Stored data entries
++++++++

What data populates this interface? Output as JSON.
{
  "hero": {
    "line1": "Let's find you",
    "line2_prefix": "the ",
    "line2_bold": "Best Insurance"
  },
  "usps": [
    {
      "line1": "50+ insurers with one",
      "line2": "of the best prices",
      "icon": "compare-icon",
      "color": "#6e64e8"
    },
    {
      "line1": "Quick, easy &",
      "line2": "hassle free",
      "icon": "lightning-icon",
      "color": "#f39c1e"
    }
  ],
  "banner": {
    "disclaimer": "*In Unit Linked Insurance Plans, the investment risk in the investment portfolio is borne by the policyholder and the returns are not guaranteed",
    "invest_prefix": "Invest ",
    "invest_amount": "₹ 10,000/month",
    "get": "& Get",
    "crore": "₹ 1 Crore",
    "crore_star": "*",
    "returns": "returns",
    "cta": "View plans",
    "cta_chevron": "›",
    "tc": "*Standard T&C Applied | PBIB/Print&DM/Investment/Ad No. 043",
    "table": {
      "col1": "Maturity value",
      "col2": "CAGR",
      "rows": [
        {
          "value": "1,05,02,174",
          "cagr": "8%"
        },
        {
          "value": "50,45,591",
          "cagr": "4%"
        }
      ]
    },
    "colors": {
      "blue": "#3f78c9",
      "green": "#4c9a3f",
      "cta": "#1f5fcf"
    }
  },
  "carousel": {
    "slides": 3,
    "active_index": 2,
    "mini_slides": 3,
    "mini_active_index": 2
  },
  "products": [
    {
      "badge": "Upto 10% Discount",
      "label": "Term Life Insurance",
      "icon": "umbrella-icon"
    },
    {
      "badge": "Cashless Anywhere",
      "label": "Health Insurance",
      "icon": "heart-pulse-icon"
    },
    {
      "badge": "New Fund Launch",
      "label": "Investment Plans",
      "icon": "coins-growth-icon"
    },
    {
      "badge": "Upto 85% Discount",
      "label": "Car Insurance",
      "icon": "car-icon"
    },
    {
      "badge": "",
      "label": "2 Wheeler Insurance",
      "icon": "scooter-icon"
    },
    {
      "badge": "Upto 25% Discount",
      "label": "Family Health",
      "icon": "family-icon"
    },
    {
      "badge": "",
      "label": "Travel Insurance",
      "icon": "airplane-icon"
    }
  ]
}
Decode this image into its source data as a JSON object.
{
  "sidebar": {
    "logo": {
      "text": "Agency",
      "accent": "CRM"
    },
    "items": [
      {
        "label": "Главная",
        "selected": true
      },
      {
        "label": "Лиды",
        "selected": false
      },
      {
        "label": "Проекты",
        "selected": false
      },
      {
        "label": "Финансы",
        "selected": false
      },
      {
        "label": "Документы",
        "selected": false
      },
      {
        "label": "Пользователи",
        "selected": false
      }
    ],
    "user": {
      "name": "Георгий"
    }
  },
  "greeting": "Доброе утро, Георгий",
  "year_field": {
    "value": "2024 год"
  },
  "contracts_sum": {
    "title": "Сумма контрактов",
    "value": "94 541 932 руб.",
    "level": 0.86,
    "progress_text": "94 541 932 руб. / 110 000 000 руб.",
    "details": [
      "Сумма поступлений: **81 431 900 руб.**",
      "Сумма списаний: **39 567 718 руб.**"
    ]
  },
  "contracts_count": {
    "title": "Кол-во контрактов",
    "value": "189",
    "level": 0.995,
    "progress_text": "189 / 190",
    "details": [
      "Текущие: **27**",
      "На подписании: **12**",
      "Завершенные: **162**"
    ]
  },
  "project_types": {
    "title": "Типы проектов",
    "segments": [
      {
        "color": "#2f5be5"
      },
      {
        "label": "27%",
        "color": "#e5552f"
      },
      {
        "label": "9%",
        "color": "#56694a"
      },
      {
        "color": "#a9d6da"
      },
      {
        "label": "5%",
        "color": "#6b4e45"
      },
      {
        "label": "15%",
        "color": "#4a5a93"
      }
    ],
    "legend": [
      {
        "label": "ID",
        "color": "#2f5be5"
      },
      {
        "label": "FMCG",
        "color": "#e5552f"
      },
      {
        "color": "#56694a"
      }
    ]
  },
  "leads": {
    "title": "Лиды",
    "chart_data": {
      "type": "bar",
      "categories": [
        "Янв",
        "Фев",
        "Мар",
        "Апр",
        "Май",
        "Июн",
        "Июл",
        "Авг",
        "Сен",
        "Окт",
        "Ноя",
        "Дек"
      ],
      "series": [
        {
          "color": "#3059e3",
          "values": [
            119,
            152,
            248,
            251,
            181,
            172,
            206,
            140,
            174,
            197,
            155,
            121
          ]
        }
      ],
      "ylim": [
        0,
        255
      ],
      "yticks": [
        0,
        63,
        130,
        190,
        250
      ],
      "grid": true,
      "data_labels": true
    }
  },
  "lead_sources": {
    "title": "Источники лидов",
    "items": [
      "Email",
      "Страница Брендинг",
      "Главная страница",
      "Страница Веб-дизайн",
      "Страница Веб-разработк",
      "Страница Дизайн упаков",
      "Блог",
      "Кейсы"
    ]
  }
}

++++++++

▸ **EXERCISE**: Return all of the data exactly as it reads.

▸ **FULL OUTPUT**:
What data populates this interface? Output as JSON.
{
  "hero": {
    "line1": "Let's find you",
    "line2_prefix": "the ",
    "line2_bold": "Best Insurance"
  },
  "usps": [
    {
      "line1": "50+ insurers with one",
      "line2": "of the best prices",
      "icon": "compare-icon",
      "color": "#6e64e8"
    },
    {
      "line1": "Quick, easy &",
      "line2": "hassle free",
      "icon": "lightning-icon",
      "color": "#f39c1e"
    }
  ],
  "banner": {
    "disclaimer": "*In Unit Linked Insurance Plans, the investment risk in the investment portfolio is borne by the policyholder and the returns are not guaranteed",
    "invest_prefix": "Invest ",
    "invest_amount": "₹ 10,000/month",
    "get": "& Get",
    "crore": "₹ 1 Crore",
    "crore_star": "*",
    "returns": "returns",
    "cta": "View plans",
    "cta_chevron": "›",
    "tc": "*Standard T&C Applied | PBIB/Print&DM/Investment/Ad No. 043",
    "table": {
      "col1": "Maturity value",
      "col2": "CAGR",
      "rows": [
        {
          "value": "1,05,02,174",
          "cagr": "8%"
        },
        {
          "value": "50,45,591",
          "cagr": "4%"
        }
      ]
    },
    "colors": {
      "blue": "#3f78c9",
      "green": "#4c9a3f",
      "cta": "#1f5fcf"
    }
  },
  "carousel": {
    "slides": 3,
    "active_index": 2,
    "mini_slides": 3,
    "mini_active_index": 2
  },
  "products": [
    {
      "badge": "Upto 10% Discount",
      "label": "Term Life Insurance",
      "icon": "umbrella-icon"
    },
    {
      "badge": "Cashless Anywhere",
      "label": "Health Insurance",
      "icon": "heart-pulse-icon"
    },
    {
      "badge": "New Fund Launch",
      "label": "Investment Plans",
      "icon": "coins-growth-icon"
    },
    {
      "badge": "Upto 85% Discount",
      "label": "Car Insurance",
      "icon": "car-icon"
    },
    {
      "badge": "",
      "label": "2 Wheeler Insurance",
      "icon": "scooter-icon"
    },
    {
      "badge": "Upto 25% Discount",
      "label": "Family Health",
      "icon": "family-icon"
    },
    {
      "badge": "",
      "label": "Travel Insurance",
      "icon": "airplane-icon"
    }
  ]
}
Decode this image into its source data as a JSON object.
{
  "sidebar": {
    "logo": {
      "text": "Agency",
      "accent": "CRM"
    },
    "items": [
      {
        "label": "Главная",
        "selected": true
      },
      {
        "label": "Лиды",
        "selected": false
      },
      {
        "label": "Проекты",
        "selected": false
      },
      {
        "label": "Финансы",
        "selected": false
      },
      {
        "label": "Документы",
        "selected": false
      },
      {
        "label": "Пользователи",
        "selected": false
      }
    ],
    "user": {
      "name": "Георгий"
    }
  },
  "greeting": "Доброе утро, Георгий",
  "year_field": {
    "value": "2024 год"
  },
  "contracts_sum": {
    "title": "Сумма контрактов",
    "value": "94 541 932 руб.",
    "level": 0.86,
    "progress_text": "94 541 932 руб. / 110 000 000 руб.",
    "details": [
      "Сумма поступлений: **81 431 900 руб.**",
      "Сумма списаний: **39 567 718 руб.**"
    ]
  },
  "contracts_count": {
    "title": "Кол-во контрактов",
    "value": "189",
    "level": 0.995,
    "progress_text": "189 / 190",
    "details": [
      "Текущие: **27**",
      "На подписании: **12**",
      "Завершенные: **162**"
    ]
  },
  "project_types": {
    "title": "Типы проектов",
    "segments": [
      {
        "color": "#2f5be5"
      },
      {
        "label": "27%",
        "color": "#e5552f"
      },
      {
        "label": "9%",
        "color": "#56694a"
      },
      {
        "color": "#a9d6da"
      },
      {
        "label": "5%",
        "color": "#6b4e45"
      },
      {
        "label": "15%",
        "color": "#4a5a93"
      }
    ],
    "legend": [
      {
        "label": "ID",
        "color": "#2f5be5"
      },
      {
        "label": "FMCG",
        "color": "#e5552f"
      },
      {
        "color": "#56694a"
      }
    ]
  },
  "leads": {
    "title": "Лиды",
    "chart_data": {
      "type": "bar",
      "categories": [
        "Янв",
        "Фев",
        "Мар",
        "Апр",
        "Май",
        "Июн",
        "Июл",
        "Авг",
        "Сен",
        "Окт",
        "Ноя",
        "Дек"
      ],
      "series": [
        {
          "color": "#3059e3",
          "values": [
            119,
            152,
            248,
            251,
            181,
            172,
            206,
            140,
            174,
            197,
            155,
            121
          ]
        }
      ],
      "ylim": [
        0,
        255
      ],
      "yticks": [
        0,
        63,
        130,
        190,
        250
      ],
      "grid": true,
      "data_labels": true
    }
  },
  "lead_sources": {
    "title": "Источники лидов",
    "items": [
      "Email",
      "Страница Брендинг",
      "Главная страница",
      "Страница Веб-дизайн",
      "Страница Веб-разработк",
      "Страница Дизайн упаков",
      "Блог",
      "Кейсы"
    ]
  }
}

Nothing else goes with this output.